WHAT IS REQUIRED: Read the lines below. Copy out any that hold the string "poussé".

[Entries from a dataset]
[Start]
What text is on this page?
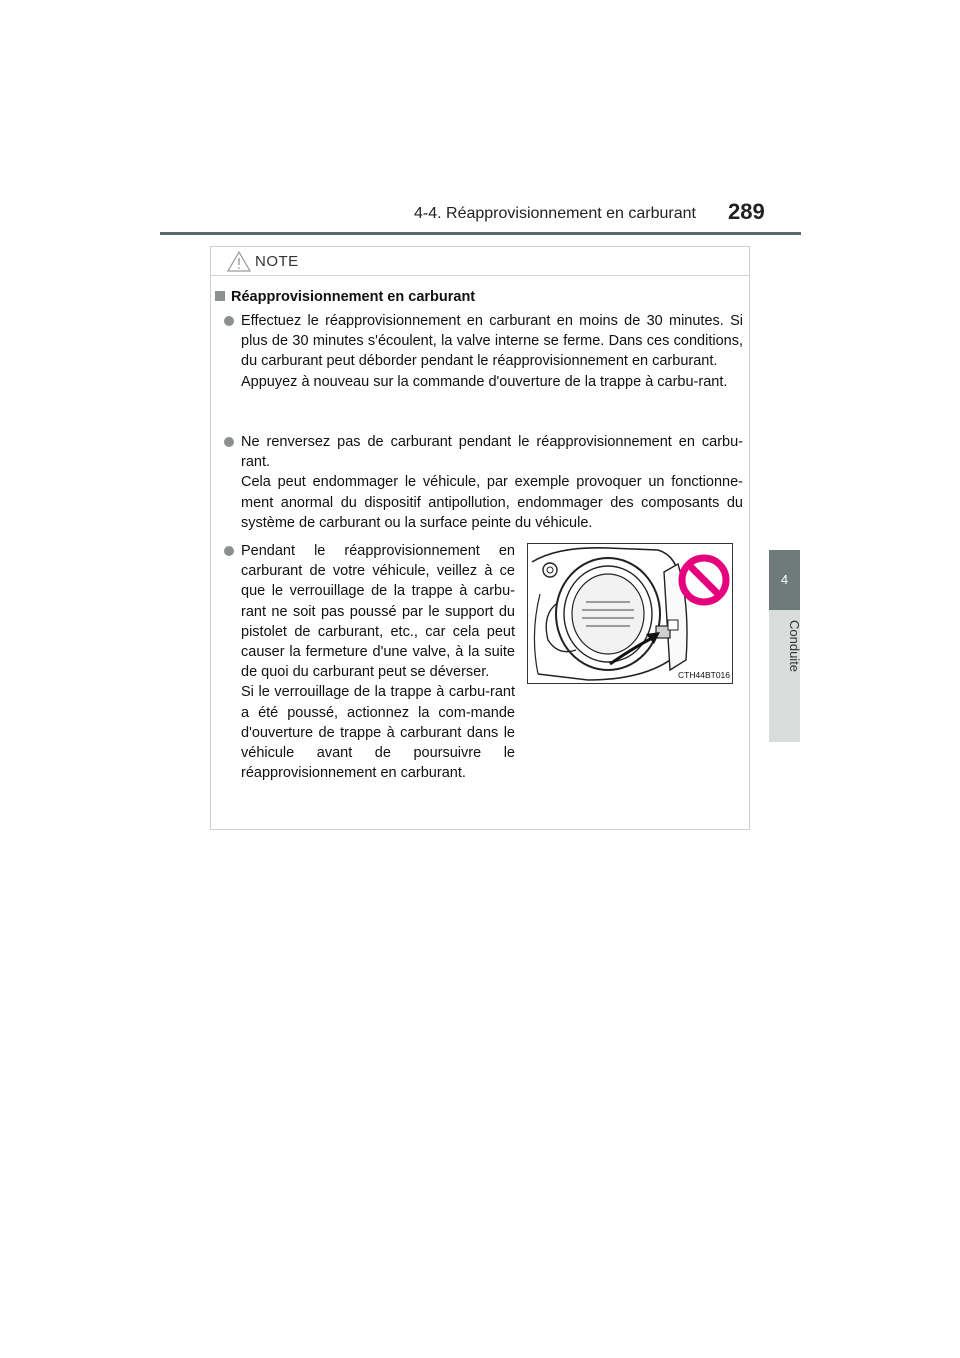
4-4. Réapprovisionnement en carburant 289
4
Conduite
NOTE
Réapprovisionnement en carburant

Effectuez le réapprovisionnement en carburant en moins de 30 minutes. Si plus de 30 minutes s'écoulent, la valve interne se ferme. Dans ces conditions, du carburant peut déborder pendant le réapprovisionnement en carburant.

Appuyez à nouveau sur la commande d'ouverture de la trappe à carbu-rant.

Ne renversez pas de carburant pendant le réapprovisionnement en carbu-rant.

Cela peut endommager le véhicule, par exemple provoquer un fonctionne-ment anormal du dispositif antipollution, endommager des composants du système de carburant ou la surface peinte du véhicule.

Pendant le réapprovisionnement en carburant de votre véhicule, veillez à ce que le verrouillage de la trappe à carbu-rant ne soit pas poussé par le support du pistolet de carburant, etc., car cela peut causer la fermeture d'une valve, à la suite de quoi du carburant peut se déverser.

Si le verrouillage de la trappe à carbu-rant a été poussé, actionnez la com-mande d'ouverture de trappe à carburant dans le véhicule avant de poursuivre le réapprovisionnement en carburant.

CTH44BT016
[End]
[Start]
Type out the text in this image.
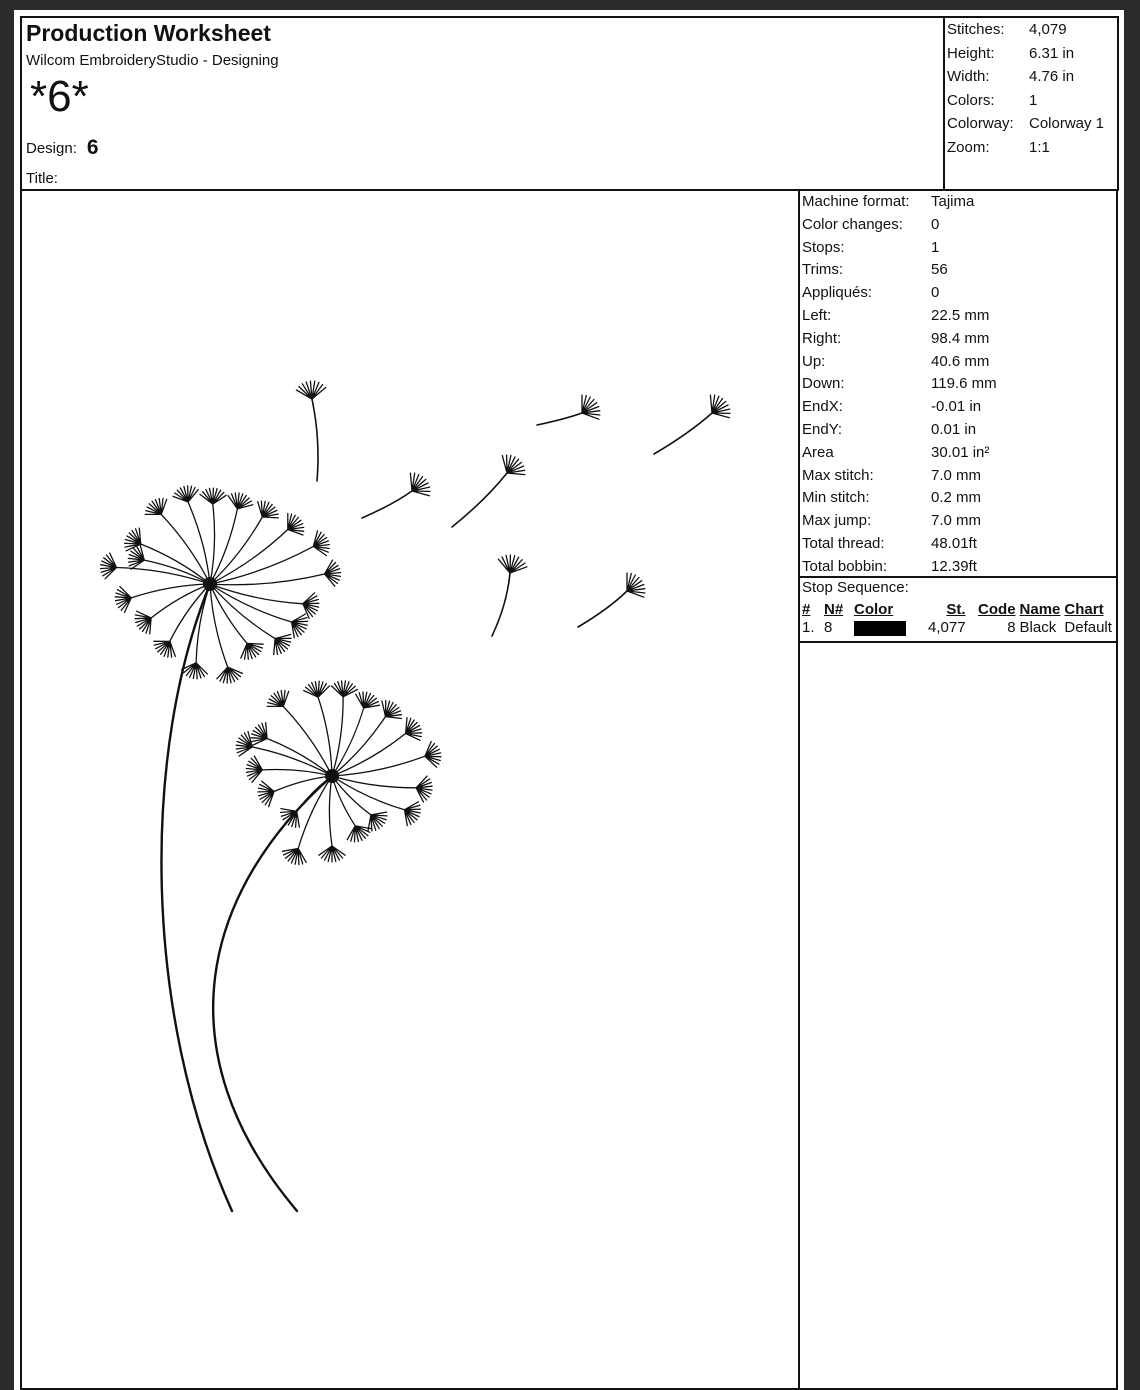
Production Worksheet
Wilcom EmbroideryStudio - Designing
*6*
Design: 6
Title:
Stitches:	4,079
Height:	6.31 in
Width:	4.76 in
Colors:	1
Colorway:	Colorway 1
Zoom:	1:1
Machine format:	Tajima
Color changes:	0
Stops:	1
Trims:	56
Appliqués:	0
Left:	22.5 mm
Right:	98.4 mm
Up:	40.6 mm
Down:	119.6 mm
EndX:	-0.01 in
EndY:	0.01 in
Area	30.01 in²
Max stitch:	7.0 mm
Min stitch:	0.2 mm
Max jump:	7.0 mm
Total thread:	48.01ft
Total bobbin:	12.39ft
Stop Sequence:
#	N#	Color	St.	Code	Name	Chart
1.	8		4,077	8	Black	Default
[End]
TASK RESULT:
Pendant le réapprovisionnement en carburant de votre véhicule, veillez à ce que le verrouillage de la trappe à carbu-rant ne soit pas poussé par le support du pistolet de carburant, etc., car cela peut causer la fermeture d'une valve, à la suite de quoi du carburant peut se déverser.
Si le verrouillage de la trappe à carbu-rant a été poussé, actionnez la com-mande d'ouverture de trappe à carburant dans le véhicule avant de poursuivre le réapprovisionnement en carburant.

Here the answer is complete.